Directive: Reproduce, without alteration, every line of the entries from the line containing "data-label-joch-2014: 363 xyxy=(696,199,717,212)" up to and including the line containing "data-label-vinca-2007: 278 xyxy=(380,271,401,284)".

Source records:
+-------+

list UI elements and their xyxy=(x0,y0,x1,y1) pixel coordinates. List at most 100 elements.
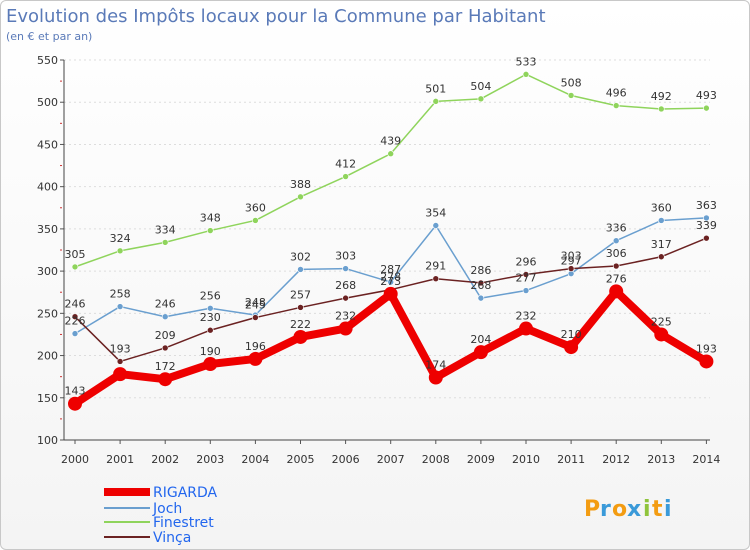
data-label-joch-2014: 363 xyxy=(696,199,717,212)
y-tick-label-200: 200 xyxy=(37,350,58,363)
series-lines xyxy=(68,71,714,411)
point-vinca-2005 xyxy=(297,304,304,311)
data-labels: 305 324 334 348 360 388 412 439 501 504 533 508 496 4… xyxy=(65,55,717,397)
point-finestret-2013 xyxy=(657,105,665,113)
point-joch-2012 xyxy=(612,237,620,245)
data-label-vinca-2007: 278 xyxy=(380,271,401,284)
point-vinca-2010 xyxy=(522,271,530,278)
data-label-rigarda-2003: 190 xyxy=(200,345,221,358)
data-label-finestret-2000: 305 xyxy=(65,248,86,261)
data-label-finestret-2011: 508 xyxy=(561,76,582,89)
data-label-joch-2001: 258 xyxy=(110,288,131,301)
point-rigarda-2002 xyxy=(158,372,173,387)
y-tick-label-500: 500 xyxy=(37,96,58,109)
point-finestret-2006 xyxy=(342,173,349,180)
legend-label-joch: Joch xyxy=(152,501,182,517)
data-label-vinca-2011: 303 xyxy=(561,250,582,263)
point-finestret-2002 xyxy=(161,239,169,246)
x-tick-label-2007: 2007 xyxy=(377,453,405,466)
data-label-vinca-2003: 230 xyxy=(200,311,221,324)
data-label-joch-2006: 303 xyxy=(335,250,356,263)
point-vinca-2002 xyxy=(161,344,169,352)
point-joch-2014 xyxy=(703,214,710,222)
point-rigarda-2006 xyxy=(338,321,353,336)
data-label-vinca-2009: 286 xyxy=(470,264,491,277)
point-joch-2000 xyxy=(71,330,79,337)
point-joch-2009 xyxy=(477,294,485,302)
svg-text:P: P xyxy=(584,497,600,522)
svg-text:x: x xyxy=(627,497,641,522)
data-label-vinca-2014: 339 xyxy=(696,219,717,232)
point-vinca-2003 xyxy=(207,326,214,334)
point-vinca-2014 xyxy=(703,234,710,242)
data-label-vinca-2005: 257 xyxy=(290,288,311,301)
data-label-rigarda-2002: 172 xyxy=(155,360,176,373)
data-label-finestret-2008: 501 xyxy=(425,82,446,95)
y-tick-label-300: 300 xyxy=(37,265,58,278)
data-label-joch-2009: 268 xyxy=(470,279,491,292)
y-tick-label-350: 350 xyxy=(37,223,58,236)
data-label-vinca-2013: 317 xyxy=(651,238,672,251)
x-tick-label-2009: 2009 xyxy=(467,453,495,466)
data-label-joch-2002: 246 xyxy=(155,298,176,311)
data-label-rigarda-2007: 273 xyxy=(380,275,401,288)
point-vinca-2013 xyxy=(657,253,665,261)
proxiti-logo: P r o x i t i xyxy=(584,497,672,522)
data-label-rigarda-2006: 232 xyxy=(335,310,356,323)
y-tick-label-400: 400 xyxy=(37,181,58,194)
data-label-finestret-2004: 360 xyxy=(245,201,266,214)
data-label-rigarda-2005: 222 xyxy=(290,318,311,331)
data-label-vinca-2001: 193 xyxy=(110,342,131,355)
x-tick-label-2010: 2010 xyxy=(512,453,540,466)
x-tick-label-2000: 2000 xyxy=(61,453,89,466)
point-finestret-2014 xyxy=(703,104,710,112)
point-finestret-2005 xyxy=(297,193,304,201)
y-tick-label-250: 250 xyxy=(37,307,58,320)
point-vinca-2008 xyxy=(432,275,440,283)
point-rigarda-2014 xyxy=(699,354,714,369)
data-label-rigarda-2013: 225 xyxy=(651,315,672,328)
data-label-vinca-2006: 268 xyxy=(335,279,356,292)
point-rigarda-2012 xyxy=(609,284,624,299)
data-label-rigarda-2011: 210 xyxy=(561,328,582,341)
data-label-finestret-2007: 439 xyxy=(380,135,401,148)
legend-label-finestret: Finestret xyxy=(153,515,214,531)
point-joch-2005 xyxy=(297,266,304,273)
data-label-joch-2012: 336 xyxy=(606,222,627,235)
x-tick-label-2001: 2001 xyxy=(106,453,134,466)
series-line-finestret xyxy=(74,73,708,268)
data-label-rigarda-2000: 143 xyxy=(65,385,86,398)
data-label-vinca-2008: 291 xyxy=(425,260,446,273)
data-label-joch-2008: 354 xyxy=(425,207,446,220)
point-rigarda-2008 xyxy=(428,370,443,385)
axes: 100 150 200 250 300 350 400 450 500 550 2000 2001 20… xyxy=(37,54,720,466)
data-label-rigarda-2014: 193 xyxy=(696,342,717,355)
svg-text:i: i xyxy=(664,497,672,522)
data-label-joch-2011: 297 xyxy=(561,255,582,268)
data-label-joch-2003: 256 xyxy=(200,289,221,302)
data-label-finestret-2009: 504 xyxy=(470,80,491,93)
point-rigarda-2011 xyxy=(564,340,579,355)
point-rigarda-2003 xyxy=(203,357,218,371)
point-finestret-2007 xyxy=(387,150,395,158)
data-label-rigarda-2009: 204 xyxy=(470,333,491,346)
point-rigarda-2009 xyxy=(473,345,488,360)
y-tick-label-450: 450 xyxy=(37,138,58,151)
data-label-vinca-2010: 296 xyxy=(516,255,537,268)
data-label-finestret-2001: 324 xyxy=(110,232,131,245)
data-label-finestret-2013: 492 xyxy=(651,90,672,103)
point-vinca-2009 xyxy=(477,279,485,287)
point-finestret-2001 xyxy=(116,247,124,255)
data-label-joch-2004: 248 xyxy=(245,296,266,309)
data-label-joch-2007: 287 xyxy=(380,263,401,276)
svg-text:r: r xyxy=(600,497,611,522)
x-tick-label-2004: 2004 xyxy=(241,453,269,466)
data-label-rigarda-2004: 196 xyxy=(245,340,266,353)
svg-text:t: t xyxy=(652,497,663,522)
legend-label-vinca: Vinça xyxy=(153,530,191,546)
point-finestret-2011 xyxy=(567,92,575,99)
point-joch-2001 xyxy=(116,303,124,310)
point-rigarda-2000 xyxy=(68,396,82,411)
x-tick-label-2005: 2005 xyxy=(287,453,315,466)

+-------+

Task output:
data-label-joch-2014: 363 xyxy=(696,199,717,212)
y-tick-label-200: 200 xyxy=(37,350,58,363)
series-lines xyxy=(68,71,714,411)
point-vinca-2005 xyxy=(297,304,304,311)
data-labels: 305 324 334 348 360 388 412 439 501 504 533 508 496 4… xyxy=(65,55,717,397)
point-finestret-2013 xyxy=(657,105,665,113)
point-joch-2012 xyxy=(612,237,620,245)
data-label-vinca-2007: 278 xyxy=(380,271,401,284)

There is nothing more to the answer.